Written problem: Find each line in the records below that contains the string "card" and copy those lines, treating uppercase and lowercase letters as different.

(A block of data)
==========

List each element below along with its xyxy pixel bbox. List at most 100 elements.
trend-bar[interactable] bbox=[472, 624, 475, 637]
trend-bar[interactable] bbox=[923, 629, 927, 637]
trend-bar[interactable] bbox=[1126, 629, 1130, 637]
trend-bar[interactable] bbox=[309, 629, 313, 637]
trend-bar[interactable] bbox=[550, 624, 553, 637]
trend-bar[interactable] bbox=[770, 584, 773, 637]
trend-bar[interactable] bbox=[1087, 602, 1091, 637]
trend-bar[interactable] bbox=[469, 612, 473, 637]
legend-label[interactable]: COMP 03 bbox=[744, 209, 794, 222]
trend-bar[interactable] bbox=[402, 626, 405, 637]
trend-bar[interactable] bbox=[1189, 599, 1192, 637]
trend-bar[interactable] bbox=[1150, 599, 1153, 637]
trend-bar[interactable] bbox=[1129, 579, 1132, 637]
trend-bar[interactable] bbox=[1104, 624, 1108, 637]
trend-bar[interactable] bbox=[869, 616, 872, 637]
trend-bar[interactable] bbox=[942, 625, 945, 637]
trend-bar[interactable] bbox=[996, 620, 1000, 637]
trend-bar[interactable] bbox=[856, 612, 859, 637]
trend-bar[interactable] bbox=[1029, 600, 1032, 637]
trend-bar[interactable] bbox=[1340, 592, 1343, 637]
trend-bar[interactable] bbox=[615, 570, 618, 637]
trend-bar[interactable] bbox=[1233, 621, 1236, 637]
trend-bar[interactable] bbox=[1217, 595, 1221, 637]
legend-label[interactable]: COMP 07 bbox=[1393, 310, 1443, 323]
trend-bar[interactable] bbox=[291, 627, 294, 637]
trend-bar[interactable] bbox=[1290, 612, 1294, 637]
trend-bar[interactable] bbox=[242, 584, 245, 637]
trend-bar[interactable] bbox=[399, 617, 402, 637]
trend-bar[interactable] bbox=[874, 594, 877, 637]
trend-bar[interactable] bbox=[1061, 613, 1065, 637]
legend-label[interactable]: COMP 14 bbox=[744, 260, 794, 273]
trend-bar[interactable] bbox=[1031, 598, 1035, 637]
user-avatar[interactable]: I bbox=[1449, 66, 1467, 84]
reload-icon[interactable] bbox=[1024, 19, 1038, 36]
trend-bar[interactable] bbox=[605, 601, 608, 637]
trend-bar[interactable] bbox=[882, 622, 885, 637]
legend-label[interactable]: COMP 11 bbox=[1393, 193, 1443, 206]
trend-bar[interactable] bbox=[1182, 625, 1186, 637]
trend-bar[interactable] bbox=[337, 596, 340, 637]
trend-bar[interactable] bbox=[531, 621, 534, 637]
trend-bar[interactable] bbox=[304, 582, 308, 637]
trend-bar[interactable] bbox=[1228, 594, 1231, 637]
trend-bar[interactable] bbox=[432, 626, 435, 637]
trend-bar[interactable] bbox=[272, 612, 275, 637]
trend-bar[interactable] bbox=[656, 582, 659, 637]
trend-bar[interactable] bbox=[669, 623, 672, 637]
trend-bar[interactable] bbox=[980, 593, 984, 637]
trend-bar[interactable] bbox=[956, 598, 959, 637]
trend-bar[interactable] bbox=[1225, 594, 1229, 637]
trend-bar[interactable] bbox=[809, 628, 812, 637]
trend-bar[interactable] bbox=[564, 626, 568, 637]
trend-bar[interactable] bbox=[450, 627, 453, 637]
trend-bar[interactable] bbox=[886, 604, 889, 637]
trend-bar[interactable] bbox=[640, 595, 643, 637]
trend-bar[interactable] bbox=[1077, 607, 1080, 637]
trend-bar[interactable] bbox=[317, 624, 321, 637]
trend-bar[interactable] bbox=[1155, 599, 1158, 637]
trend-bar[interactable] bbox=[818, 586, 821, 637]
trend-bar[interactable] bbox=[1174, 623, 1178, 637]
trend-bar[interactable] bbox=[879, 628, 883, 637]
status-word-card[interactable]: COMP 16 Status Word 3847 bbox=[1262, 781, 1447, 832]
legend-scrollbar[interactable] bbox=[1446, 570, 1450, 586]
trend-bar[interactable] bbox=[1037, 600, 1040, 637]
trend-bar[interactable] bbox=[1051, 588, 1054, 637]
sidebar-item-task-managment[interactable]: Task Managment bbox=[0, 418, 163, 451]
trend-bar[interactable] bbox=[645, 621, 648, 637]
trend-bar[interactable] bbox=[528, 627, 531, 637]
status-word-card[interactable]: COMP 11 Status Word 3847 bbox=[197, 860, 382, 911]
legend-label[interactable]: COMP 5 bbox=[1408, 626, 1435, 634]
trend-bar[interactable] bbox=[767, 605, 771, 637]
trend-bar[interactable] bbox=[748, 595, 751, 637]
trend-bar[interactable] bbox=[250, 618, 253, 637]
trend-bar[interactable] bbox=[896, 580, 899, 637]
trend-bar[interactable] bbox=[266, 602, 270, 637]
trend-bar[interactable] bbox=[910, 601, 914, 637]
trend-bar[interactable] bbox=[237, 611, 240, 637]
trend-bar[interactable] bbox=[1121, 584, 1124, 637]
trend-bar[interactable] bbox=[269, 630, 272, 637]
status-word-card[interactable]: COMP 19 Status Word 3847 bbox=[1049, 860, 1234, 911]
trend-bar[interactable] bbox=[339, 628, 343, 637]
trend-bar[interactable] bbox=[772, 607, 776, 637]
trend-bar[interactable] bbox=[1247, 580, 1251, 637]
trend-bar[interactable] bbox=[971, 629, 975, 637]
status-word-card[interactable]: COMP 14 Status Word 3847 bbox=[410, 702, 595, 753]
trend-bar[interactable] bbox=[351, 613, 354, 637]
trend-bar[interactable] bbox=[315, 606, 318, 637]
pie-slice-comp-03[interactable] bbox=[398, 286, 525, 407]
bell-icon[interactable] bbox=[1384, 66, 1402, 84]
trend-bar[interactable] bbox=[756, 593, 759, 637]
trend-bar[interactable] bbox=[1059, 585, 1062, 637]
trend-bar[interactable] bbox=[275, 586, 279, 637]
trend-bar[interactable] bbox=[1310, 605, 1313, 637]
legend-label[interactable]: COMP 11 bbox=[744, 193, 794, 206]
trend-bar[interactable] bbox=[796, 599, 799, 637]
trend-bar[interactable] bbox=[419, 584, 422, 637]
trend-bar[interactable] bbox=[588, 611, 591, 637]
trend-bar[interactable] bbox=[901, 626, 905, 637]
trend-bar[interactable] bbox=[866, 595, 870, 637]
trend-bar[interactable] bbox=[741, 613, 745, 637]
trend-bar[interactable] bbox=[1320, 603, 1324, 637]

==========

Task result:
status-word-card[interactable]: COMP 16 Status Word 3847 bbox=[1262, 781, 1447, 832]
status-word-card[interactable]: COMP 11 Status Word 3847 bbox=[197, 860, 382, 911]
status-word-card[interactable]: COMP 19 Status Word 3847 bbox=[1049, 860, 1234, 911]
status-word-card[interactable]: COMP 14 Status Word 3847 bbox=[410, 702, 595, 753]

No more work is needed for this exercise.